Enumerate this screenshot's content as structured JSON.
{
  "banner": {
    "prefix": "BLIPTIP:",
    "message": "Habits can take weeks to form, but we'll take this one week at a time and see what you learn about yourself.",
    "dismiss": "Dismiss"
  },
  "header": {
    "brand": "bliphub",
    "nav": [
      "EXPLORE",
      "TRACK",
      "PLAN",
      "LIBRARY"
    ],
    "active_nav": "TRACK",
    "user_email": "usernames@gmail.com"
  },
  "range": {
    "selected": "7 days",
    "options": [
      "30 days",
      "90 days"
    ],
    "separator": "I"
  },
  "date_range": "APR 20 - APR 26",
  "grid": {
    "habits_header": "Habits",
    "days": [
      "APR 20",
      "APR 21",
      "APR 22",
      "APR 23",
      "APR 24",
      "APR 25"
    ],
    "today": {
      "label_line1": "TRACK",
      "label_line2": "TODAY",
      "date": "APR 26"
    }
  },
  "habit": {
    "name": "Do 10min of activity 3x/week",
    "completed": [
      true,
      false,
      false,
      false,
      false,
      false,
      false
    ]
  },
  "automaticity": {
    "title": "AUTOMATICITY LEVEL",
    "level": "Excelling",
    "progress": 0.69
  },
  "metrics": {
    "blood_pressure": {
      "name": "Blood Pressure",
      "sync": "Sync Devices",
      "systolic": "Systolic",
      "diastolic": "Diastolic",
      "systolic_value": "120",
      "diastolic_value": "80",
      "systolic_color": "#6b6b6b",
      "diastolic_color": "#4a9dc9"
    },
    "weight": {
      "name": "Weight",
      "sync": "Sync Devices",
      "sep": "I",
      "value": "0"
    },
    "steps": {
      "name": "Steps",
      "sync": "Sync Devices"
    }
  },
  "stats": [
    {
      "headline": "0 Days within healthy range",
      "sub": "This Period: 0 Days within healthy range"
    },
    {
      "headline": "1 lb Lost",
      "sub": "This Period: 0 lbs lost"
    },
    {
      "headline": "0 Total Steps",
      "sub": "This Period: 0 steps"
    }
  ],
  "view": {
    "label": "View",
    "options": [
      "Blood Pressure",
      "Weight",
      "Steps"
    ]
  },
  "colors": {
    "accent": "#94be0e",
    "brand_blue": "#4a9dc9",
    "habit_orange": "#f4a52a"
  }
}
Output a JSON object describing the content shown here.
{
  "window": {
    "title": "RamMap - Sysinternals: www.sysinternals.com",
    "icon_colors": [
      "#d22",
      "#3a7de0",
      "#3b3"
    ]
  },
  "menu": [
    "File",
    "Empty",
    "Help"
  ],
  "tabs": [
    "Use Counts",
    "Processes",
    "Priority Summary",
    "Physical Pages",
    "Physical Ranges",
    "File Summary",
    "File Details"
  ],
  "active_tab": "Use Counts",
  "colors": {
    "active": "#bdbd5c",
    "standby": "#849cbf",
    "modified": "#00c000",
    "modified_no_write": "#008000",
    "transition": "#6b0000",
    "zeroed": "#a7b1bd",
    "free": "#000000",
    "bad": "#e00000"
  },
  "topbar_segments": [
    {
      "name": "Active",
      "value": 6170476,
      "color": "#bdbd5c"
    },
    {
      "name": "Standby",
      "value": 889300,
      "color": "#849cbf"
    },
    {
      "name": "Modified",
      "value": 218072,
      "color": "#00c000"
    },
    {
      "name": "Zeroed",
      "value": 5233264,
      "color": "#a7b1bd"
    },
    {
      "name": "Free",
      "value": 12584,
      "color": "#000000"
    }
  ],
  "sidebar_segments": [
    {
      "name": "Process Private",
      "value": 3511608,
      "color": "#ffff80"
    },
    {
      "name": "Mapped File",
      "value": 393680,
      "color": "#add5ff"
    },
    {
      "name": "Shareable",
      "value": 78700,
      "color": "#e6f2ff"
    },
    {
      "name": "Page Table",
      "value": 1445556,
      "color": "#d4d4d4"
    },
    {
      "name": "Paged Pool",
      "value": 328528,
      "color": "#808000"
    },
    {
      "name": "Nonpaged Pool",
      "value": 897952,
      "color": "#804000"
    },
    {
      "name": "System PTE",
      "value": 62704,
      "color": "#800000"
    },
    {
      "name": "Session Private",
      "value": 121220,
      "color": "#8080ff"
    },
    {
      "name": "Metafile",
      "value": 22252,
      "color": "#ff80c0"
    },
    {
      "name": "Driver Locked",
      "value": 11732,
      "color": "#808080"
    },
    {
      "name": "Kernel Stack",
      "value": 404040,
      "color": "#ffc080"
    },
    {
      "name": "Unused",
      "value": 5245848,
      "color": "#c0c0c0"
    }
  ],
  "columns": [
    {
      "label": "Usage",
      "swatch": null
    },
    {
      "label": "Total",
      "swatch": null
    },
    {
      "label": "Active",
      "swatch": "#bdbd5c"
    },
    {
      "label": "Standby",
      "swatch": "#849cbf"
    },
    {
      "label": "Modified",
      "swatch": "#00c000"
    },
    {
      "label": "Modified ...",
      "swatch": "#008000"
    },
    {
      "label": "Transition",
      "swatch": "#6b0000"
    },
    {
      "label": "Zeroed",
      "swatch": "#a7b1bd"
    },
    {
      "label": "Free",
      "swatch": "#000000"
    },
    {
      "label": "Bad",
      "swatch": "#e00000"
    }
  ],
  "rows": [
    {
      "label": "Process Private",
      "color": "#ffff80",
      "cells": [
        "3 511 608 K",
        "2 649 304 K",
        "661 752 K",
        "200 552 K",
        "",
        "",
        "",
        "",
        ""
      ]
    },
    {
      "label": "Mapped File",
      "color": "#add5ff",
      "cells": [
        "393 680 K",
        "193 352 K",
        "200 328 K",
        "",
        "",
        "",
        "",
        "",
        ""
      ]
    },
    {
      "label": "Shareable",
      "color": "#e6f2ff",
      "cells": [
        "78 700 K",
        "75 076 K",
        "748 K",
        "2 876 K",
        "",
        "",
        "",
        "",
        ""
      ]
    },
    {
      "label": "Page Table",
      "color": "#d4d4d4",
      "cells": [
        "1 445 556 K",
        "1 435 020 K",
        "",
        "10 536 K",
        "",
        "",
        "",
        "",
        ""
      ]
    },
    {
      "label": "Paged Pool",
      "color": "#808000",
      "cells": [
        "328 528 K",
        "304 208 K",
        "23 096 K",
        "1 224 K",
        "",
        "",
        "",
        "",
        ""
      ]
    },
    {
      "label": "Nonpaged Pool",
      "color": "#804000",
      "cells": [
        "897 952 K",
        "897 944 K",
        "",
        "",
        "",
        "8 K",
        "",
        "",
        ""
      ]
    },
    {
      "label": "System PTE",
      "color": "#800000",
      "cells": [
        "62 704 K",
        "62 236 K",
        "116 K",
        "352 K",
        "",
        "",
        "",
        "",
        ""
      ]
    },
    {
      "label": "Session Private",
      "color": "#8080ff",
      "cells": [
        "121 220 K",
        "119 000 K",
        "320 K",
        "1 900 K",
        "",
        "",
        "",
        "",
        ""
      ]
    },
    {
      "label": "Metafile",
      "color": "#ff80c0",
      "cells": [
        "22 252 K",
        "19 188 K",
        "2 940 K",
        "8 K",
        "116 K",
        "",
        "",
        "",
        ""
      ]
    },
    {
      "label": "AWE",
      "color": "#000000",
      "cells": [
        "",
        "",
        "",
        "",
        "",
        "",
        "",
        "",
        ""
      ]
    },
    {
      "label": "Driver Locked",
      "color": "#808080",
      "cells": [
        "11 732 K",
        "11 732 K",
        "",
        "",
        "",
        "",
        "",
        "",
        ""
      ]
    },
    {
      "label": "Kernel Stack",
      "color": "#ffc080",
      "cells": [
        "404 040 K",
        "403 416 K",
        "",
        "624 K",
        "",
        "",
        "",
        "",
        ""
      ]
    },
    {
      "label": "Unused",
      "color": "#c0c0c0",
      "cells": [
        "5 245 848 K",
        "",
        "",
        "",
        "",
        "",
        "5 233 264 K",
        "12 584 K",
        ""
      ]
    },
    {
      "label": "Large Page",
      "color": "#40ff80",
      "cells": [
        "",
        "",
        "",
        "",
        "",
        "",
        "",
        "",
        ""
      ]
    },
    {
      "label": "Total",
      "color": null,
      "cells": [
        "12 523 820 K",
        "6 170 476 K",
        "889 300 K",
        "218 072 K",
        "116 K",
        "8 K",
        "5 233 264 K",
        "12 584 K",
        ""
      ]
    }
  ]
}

────────

_JOB_.
Look through the listing above. Pick out each line with "Private" and copy it.

_RESPONSE TO THE TASK_.
      "name": "Process Private",
      "name": "Session Private",
      "label": "Process Private",
      "label": "Session Private",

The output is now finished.